WORK INSTRUCTIONS – The records below are to be quoted in full; please keep every word exact.

━━━━━━━━━━━━━━━━━━━━━━━━━━━━━━

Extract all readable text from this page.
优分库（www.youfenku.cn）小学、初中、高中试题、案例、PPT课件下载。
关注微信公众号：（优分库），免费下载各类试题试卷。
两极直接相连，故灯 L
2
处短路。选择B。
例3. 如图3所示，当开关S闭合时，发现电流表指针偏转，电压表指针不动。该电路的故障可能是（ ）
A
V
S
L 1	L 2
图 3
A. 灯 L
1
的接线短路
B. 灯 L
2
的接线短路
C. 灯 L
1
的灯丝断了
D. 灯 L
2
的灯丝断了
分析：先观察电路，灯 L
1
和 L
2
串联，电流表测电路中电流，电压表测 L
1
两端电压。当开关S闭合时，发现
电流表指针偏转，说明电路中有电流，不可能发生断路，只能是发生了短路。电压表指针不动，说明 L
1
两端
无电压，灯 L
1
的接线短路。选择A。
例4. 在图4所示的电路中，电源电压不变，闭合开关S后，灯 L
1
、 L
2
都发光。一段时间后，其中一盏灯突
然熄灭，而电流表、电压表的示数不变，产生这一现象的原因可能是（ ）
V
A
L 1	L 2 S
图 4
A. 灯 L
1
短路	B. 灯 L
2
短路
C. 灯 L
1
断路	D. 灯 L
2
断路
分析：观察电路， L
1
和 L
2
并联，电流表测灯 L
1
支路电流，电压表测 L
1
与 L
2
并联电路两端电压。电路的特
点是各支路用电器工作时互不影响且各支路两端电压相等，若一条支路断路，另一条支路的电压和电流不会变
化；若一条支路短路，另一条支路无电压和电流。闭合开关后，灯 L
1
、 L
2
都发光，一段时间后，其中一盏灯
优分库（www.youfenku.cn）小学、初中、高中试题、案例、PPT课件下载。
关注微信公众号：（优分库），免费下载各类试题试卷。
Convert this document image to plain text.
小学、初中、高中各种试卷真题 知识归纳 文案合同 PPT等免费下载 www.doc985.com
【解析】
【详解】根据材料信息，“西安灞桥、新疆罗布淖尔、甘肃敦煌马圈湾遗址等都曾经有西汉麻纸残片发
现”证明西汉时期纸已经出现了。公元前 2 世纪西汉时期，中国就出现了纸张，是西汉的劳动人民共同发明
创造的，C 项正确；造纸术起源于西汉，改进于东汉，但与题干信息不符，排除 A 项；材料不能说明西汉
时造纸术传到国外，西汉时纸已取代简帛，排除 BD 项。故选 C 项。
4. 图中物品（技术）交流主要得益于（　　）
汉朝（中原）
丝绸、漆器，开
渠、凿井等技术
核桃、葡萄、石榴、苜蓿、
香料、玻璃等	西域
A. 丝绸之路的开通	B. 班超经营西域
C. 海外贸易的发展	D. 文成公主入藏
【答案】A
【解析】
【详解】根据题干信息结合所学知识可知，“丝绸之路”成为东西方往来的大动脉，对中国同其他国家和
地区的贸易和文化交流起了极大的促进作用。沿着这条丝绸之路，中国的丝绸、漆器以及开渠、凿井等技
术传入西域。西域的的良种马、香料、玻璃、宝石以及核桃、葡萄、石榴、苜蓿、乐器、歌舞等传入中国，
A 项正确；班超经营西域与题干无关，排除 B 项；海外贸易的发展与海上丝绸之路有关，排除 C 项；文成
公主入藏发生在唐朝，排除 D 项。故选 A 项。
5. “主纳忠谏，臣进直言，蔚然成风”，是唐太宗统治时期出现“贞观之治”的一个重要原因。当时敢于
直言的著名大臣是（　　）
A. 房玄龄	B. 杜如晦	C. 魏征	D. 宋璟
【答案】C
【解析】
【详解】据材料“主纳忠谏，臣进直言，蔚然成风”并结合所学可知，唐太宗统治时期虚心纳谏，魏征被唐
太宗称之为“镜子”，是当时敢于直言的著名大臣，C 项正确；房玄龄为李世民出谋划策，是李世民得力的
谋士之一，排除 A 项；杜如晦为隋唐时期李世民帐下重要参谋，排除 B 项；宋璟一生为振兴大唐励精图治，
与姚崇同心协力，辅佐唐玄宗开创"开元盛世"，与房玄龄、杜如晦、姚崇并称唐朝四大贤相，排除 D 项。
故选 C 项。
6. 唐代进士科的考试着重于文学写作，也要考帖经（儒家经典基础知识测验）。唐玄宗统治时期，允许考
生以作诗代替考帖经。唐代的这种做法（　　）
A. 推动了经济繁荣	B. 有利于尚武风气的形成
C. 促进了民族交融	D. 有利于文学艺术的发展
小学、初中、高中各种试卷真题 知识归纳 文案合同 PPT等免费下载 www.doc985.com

━━━━━━━━━━━━━━━━━━━━━━━━━━━━━━

CORRECT ANSWER –
Extract all readable text from this page.
优分库（www.youfenku.cn）小学、初中、高中试题、案例、PPT课件下载。
关注微信公众号：（优分库），免费下载各类试题试卷。
两极直接相连，故灯 L
2
处短路。选择B。
例3. 如图3所示，当开关S闭合时，发现电流表指针偏转，电压表指针不动。该电路的故障可能是（ ）
A
V
S
L 1	L 2
图 3
A. 灯 L
1
的接线短路
B. 灯 L
2
的接线短路
C. 灯 L
1
的灯丝断了
D. 灯 L
2
的灯丝断了
分析：先观察电路，灯 L
1
和 L
2
串联，电流表测电路中电流，电压表测 L
1
两端电压。当开关S闭合时，发现
电流表指针偏转，说明电路中有电流，不可能发生断路，只能是发生了短路。电压表指针不动，说明 L
1
两端
无电压，灯 L
1
的接线短路。选择A。
例4. 在图4所示的电路中，电源电压不变，闭合开关S后，灯 L
1
、 L
2
都发光。一段时间后，其中一盏灯突
然熄灭，而电流表、电压表的示数不变，产生这一现象的原因可能是（ ）
V
A
L 1	L 2 S
图 4
A. 灯 L
1
短路	B. 灯 L
2
短路
C. 灯 L
1
断路	D. 灯 L
2
断路
分析：观察电路， L
1
和 L
2
并联，电流表测灯 L
1
支路电流，电压表测 L
1
与 L
2
并联电路两端电压。电路的特
点是各支路用电器工作时互不影响且各支路两端电压相等，若一条支路断路，另一条支路的电压和电流不会变
化；若一条支路短路，另一条支路无电压和电流。闭合开关后，灯 L
1
、 L
2
都发光，一段时间后，其中一盏灯
优分库（www.youfenku.cn）小学、初中、高中试题、案例、PPT课件下载。
关注微信公众号：（优分库），免费下载各类试题试卷。
Convert this document image to plain text.
小学、初中、高中各种试卷真题 知识归纳 文案合同 PPT等免费下载 www.doc985.com
【解析】
【详解】根据材料信息，“西安灞桥、新疆罗布淖尔、甘肃敦煌马圈湾遗址等都曾经有西汉麻纸残片发
现”证明西汉时期纸已经出现了。公元前 2 世纪西汉时期，中国就出现了纸张，是西汉的劳动人民共同发明
创造的，C 项正确；造纸术起源于西汉，改进于东汉，但与题干信息不符，排除 A 项；材料不能说明西汉
时造纸术传到国外，西汉时纸已取代简帛，排除 BD 项。故选 C 项。
4. 图中物品（技术）交流主要得益于（　　）
汉朝（中原）
丝绸、漆器，开
渠、凿井等技术
核桃、葡萄、石榴、苜蓿、
香料、玻璃等	西域
A. 丝绸之路的开通	B. 班超经营西域
C. 海外贸易的发展	D. 文成公主入藏
【答案】A
【解析】
【详解】根据题干信息结合所学知识可知，“丝绸之路”成为东西方往来的大动脉，对中国同其他国家和
地区的贸易和文化交流起了极大的促进作用。沿着这条丝绸之路，中国的丝绸、漆器以及开渠、凿井等技
术传入西域。西域的的良种马、香料、玻璃、宝石以及核桃、葡萄、石榴、苜蓿、乐器、歌舞等传入中国，
A 项正确；班超经营西域与题干无关，排除 B 项；海外贸易的发展与海上丝绸之路有关，排除 C 项；文成
公主入藏发生在唐朝，排除 D 项。故选 A 项。
5. “主纳忠谏，臣进直言，蔚然成风”，是唐太宗统治时期出现“贞观之治”的一个重要原因。当时敢于
直言的著名大臣是（　　）
A. 房玄龄	B. 杜如晦	C. 魏征	D. 宋璟
【答案】C
【解析】
【详解】据材料“主纳忠谏，臣进直言，蔚然成风”并结合所学可知，唐太宗统治时期虚心纳谏，魏征被唐
太宗称之为“镜子”，是当时敢于直言的著名大臣，C 项正确；房玄龄为李世民出谋划策，是李世民得力的
谋士之一，排除 A 项；杜如晦为隋唐时期李世民帐下重要参谋，排除 B 项；宋璟一生为振兴大唐励精图治，
与姚崇同心协力，辅佐唐玄宗开创"开元盛世"，与房玄龄、杜如晦、姚崇并称唐朝四大贤相，排除 D 项。
故选 C 项。
6. 唐代进士科的考试着重于文学写作，也要考帖经（儒家经典基础知识测验）。唐玄宗统治时期，允许考
生以作诗代替考帖经。唐代的这种做法（　　）
A. 推动了经济繁荣	B. 有利于尚武风气的形成
C. 促进了民族交融	D. 有利于文学艺术的发展
小学、初中、高中各种试卷真题 知识归纳 文案合同 PPT等免费下载 www.doc985.com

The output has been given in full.